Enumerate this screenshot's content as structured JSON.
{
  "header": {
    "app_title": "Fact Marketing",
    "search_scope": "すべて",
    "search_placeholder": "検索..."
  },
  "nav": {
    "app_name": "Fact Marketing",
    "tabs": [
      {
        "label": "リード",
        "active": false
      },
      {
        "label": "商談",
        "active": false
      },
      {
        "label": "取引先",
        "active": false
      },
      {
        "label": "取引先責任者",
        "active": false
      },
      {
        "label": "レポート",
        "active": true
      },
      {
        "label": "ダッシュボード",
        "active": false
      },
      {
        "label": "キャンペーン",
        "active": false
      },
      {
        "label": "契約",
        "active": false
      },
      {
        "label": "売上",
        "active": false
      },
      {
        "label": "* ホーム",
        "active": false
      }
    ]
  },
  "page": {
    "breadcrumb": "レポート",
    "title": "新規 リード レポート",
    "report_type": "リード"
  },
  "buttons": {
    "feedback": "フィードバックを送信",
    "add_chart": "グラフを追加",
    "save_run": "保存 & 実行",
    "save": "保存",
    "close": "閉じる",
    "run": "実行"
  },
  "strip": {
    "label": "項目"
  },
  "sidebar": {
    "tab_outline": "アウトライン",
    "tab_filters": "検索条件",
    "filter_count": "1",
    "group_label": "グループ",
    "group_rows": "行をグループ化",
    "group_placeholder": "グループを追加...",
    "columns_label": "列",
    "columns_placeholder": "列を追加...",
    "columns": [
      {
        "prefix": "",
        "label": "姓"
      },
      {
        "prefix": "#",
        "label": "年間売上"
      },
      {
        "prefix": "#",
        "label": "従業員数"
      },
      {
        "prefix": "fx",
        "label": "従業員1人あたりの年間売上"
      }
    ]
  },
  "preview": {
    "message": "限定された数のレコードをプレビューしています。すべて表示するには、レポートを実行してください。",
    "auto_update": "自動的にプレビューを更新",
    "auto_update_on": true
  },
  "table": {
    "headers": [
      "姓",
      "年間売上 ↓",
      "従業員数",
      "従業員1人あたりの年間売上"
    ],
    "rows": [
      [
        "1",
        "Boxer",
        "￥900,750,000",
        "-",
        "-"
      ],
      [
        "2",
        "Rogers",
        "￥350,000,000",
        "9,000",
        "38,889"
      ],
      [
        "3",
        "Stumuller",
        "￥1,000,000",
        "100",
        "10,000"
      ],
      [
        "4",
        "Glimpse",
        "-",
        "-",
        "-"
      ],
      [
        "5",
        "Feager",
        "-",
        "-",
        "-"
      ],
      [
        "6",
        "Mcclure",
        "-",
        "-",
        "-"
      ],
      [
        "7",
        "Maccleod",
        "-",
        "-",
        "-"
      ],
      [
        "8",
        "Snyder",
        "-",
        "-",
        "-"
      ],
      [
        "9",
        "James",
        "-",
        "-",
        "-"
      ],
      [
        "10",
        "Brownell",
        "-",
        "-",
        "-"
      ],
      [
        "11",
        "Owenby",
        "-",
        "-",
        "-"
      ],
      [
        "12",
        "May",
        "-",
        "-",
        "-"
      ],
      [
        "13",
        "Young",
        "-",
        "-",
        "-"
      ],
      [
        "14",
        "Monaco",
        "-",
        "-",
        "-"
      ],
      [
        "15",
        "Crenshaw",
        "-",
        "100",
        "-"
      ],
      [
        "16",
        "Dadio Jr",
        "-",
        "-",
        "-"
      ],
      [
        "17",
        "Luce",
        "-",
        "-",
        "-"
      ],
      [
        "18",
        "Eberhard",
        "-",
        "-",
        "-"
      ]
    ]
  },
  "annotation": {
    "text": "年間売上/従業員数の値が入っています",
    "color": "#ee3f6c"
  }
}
+--
#### [What you should do]
Say how many lines contain the string "Marketing", giving nothing but the count.

#### [Solution]
2